- _GOAL_:
Repeat the listing in full, word for word.

* begin LISTED ENTRIES *

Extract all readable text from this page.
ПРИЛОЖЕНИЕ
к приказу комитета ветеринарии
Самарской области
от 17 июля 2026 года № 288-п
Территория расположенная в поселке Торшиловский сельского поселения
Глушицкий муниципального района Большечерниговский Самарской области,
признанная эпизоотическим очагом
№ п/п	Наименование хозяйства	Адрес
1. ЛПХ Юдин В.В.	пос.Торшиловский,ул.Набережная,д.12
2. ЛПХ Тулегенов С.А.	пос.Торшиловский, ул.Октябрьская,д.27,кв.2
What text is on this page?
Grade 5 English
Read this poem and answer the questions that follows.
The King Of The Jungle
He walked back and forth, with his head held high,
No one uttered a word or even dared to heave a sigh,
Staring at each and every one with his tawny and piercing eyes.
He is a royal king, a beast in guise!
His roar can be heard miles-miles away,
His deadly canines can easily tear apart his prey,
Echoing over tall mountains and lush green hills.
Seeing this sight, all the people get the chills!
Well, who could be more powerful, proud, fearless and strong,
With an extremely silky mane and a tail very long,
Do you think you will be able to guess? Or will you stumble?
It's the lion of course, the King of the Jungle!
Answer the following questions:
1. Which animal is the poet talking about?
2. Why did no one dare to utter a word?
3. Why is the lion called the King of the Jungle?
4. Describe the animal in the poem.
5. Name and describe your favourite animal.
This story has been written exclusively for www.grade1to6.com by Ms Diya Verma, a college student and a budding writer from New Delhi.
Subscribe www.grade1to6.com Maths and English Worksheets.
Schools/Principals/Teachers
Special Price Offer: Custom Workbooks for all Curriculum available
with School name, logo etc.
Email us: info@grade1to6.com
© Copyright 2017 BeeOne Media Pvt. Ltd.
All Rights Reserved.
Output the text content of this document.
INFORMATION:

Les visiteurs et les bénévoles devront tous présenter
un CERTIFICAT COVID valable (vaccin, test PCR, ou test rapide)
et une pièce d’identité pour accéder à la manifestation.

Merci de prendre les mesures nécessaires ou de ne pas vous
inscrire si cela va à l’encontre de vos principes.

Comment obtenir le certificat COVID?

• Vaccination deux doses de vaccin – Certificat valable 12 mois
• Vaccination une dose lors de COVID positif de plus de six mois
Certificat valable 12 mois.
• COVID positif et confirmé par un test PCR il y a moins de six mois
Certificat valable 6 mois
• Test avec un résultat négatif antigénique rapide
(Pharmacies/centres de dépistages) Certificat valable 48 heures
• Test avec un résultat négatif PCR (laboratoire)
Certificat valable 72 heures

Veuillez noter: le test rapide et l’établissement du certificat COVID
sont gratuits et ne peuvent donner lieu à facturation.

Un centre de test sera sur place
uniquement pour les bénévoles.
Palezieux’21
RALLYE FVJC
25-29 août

* end LISTED ENTRIES *

- _RESULT_:
Extract all readable text from this page.
ПРИЛОЖЕНИЕ
к приказу комитета ветеринарии
Самарской области
от 17 июля 2026 года № 288-п
Территория расположенная в поселке Торшиловский сельского поселения
Глушицкий муниципального района Большечерниговский Самарской области,
признанная эпизоотическим очагом
№ п/п	Наименование хозяйства	Адрес
1. ЛПХ Юдин В.В.	пос.Торшиловский,ул.Набережная,д.12
2. ЛПХ Тулегенов С.А.	пос.Торшиловский, ул.Октябрьская,д.27,кв.2
What text is on this page?
Grade 5 English
Read this poem and answer the questions that follows.
The King Of The Jungle
He walked back and forth, with his head held high,
No one uttered a word or even dared to heave a sigh,
Staring at each and every one with his tawny and piercing eyes.
He is a royal king, a beast in guise!
His roar can be heard miles-miles away,
His deadly canines can easily tear apart his prey,
Echoing over tall mountains and lush green hills.
Seeing this sight, all the people get the chills!
Well, who could be more powerful, proud, fearless and strong,
With an extremely silky mane and a tail very long,
Do you think you will be able to guess? Or will you stumble?
It's the lion of course, the King of the Jungle!
Answer the following questions:
1. Which animal is the poet talking about?
2. Why did no one dare to utter a word?
3. Why is the lion called the King of the Jungle?
4. Describe the animal in the poem.
5. Name and describe your favourite animal.
This story has been written exclusively for www.grade1to6.com by Ms Diya Verma, a college student and a budding writer from New Delhi.
Subscribe www.grade1to6.com Maths and English Worksheets.
Schools/Principals/Teachers
Special Price Offer: Custom Workbooks for all Curriculum available
with School name, logo etc.
Email us: info@grade1to6.com
© Copyright 2017 BeeOne Media Pvt. Ltd.
All Rights Reserved.
Output the text content of this document.
INFORMATION:

Les visiteurs et les bénévoles devront tous présenter
un CERTIFICAT COVID valable (vaccin, test PCR, ou test rapide)
et une pièce d’identité pour accéder à la manifestation.

Merci de prendre les mesures nécessaires ou de ne pas vous
inscrire si cela va à l’encontre de vos principes.

Comment obtenir le certificat COVID?

• Vaccination deux doses de vaccin – Certificat valable 12 mois
• Vaccination une dose lors de COVID positif de plus de six mois
Certificat valable 12 mois.
• COVID positif et confirmé par un test PCR il y a moins de six mois
Certificat valable 6 mois
• Test avec un résultat négatif antigénique rapide
(Pharmacies/centres de dépistages) Certificat valable 48 heures
• Test avec un résultat négatif PCR (laboratoire)
Certificat valable 72 heures

Veuillez noter: le test rapide et l’établissement du certificat COVID
sont gratuits et ne peuvent donner lieu à facturation.

Un centre de test sera sur place
uniquement pour les bénévoles.
Palezieux’21
RALLYE FVJC
25-29 août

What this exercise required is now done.